» TASK BRIEF
Single out the lines of the material that contain "roles" and copy them.

[Entries from a dataset]
▬▬▬▬▬▬
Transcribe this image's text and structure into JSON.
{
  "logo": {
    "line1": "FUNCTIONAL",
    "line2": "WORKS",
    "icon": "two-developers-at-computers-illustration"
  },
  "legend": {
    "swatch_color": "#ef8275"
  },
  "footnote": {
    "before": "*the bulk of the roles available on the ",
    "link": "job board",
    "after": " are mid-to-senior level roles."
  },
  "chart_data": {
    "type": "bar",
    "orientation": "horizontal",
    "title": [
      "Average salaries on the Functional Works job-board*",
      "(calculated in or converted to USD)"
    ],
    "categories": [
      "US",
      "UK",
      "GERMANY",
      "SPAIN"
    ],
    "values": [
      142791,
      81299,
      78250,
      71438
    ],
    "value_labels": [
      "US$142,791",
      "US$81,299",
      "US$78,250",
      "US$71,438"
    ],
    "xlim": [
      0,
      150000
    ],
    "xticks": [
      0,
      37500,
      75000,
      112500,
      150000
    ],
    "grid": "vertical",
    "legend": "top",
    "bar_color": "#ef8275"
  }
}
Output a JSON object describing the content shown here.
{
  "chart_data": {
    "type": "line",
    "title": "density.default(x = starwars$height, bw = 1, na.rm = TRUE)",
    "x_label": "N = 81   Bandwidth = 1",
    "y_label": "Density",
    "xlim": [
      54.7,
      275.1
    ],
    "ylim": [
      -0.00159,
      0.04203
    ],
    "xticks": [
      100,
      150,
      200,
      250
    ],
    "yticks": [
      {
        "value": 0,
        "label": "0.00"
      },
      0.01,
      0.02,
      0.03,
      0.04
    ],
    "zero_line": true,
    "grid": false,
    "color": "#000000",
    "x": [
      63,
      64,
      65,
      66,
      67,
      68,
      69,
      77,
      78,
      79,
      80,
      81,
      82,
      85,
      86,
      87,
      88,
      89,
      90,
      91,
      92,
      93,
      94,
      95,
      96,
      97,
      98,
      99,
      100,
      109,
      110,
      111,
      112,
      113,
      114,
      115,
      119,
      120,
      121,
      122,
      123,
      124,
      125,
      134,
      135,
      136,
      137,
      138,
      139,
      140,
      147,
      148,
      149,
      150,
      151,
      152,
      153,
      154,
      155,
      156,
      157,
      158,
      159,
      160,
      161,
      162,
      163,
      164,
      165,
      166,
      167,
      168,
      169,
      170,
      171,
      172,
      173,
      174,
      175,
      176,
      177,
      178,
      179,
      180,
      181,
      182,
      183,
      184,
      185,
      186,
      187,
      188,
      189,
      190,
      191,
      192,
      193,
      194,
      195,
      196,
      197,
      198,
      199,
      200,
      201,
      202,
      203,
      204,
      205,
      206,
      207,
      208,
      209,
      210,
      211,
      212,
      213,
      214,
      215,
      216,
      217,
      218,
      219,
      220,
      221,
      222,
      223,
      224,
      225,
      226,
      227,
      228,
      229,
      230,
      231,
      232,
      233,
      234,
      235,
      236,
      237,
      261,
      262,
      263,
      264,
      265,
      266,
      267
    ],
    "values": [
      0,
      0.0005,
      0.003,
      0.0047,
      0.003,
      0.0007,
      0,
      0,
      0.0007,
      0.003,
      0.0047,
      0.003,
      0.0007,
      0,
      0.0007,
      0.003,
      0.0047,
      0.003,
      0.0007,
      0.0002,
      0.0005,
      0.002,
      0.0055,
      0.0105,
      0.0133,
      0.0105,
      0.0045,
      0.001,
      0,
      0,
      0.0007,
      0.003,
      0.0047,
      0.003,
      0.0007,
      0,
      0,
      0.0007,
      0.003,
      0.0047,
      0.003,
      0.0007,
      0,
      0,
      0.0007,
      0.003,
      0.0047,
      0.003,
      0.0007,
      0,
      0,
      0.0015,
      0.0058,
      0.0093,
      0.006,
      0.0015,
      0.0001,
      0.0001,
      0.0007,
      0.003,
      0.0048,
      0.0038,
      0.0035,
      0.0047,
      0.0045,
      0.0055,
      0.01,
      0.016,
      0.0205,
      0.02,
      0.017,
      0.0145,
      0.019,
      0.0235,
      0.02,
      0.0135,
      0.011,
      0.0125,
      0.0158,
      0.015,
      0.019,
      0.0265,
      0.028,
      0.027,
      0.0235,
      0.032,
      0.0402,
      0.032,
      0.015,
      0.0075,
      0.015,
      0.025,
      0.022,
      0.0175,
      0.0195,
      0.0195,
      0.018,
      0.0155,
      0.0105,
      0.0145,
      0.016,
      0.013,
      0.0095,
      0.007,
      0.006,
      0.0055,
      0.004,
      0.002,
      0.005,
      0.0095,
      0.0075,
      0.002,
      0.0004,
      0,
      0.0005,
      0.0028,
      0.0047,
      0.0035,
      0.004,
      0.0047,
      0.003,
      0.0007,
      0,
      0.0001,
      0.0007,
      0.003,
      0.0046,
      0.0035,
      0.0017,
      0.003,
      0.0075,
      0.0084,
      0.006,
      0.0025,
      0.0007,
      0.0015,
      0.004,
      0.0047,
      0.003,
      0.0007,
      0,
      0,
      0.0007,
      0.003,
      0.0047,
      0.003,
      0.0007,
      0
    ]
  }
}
▬▬▬▬▬▬
» TASK RESPONSE
    "before": "*the bulk of the roles available on the ",
    "after": " are mid-to-senior level roles."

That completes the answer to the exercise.